>> BEGIN Input data

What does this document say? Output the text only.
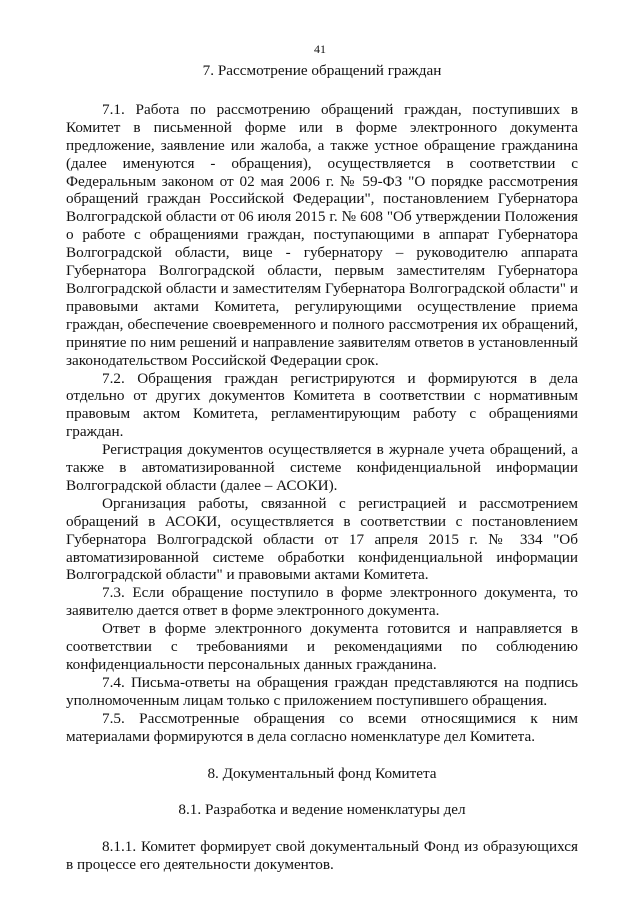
41

7. Рассмотрение обращений граждан

7.1. Работа по рассмотрению обращений граждан, поступивших в Комитет в письменной форме или в форме электронного документа предложение, заявление или жалоба, а также устное обращение гражданина (далее именуются - обращения), осуществляется в соответствии с Федеральным законом от 02 мая 2006 г. № 59-ФЗ "О порядке рассмотрения обращений граждан Российской Федерации", постановлением Губернатора Волгоградской области от 06 июля 2015 г. № 608 "Об утверждении Положения о работе с обращениями граждан, поступающими в аппарат Губернатора Волгоградской области, вице - губернатору – руководителю аппарата Губернатора Волгоградской области, первым заместителям Губернатора Волгоградской области и заместителям Губернатора Волгоградской области" и правовыми актами Комитета, регулирующими осуществление приема граждан, обеспечение своевременного и полного рассмотрения их обращений, принятие по ним решений и направление заявителям ответов в установленный законодательством Российской Федерации срок.

7.2. Обращения граждан регистрируются и формируются в дела отдельно от других документов Комитета в соответствии с нормативным правовым актом Комитета, регламентирующим работу с обращениями граждан.

Регистрация документов осуществляется в журнале учета обращений, а также в автоматизированной системе конфиденциальной информации Волгоградской области (далее – АСОКИ).

Организация работы, связанной с регистрацией и рассмотрением обращений в АСОКИ, осуществляется в соответствии с постановлением Губернатора Волгоградской области от 17 апреля 2015 г. № 334 "Об автоматизированной системе обработки конфиденциальной информации Волгоградской области" и правовыми актами Комитета.

7.3. Если обращение поступило в форме электронного документа, то заявителю дается ответ в форме электронного документа.

Ответ в форме электронного документа готовится и направляется в соответствии с требованиями и рекомендациями по соблюдению конфиденциальности персональных данных гражданина.

7.4. Письма-ответы на обращения граждан представляются на подпись уполномоченным лицам только с приложением поступившего обращения.

7.5. Рассмотренные обращения со всеми относящимися к ним материалами формируются в дела согласно номенклатуре дел Комитета.

8. Документальный фонд Комитета

8.1. Разработка и ведение номенклатуры дел

8.1.1. Комитет формирует свой документальный Фонд из образующихся в процессе его деятельности документов.
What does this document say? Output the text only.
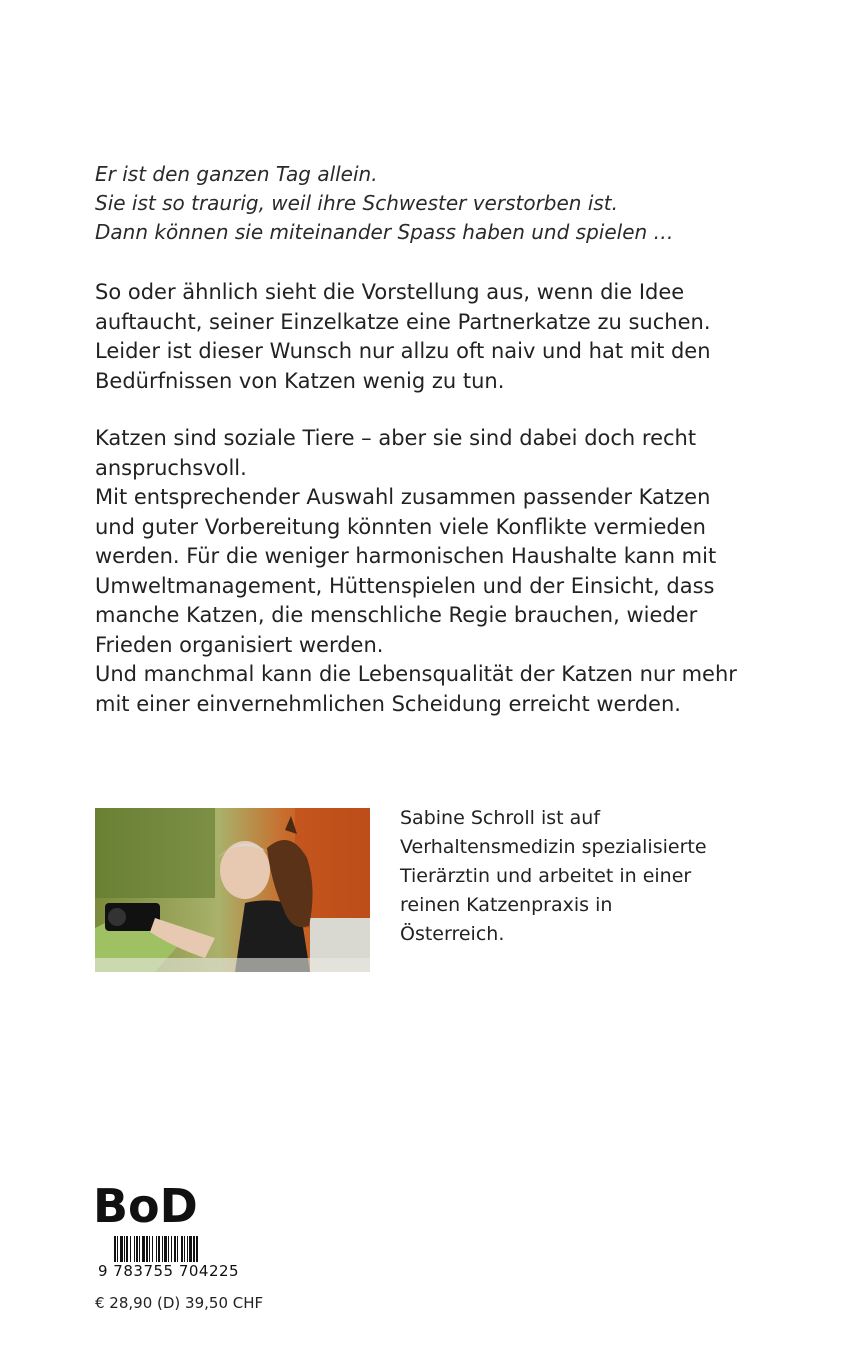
Er ist den ganzen Tag allein.

Sie ist so traurig, weil ihre Schwester verstorben ist.

Dann können sie miteinander Spass haben und spielen …

So oder ähnlich sieht die Vorstellung aus, wenn die Idee

auftaucht, seiner Einzelkatze eine Partnerkatze zu suchen.

Leider ist dieser Wunsch nur allzu oft naiv und hat mit den

Bedürfnissen von Katzen wenig zu tun.

Katzen sind soziale Tiere – aber sie sind dabei doch recht

anspruchsvoll.

Mit entsprechender Auswahl zusammen passender Katzen

und guter Vorbereitung könnten viele Konflikte vermieden

werden. Für die weniger harmonischen Haushalte kann mit

Umweltmanagement, Hüttenspielen und der Einsicht, dass

manche Katzen, die menschliche Regie brauchen, wieder

Frieden organisiert werden.

Und manchmal kann die Lebensqualität der Katzen nur mehr

mit einer einvernehmlichen Scheidung erreicht werden.

Sabine Schroll ist auf

Verhaltensmedizin spezialisierte

Tierärztin und arbeitet in einer

reinen Katzenpraxis in Österreich.

BoD
9 783755 704225
€ 28,90 (D) 39,50 CHF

>> END Input data

** Exercise prompt **
State the count of lines holding the string "формируются" in the listing above, and nothing else.

** Finished answer **
2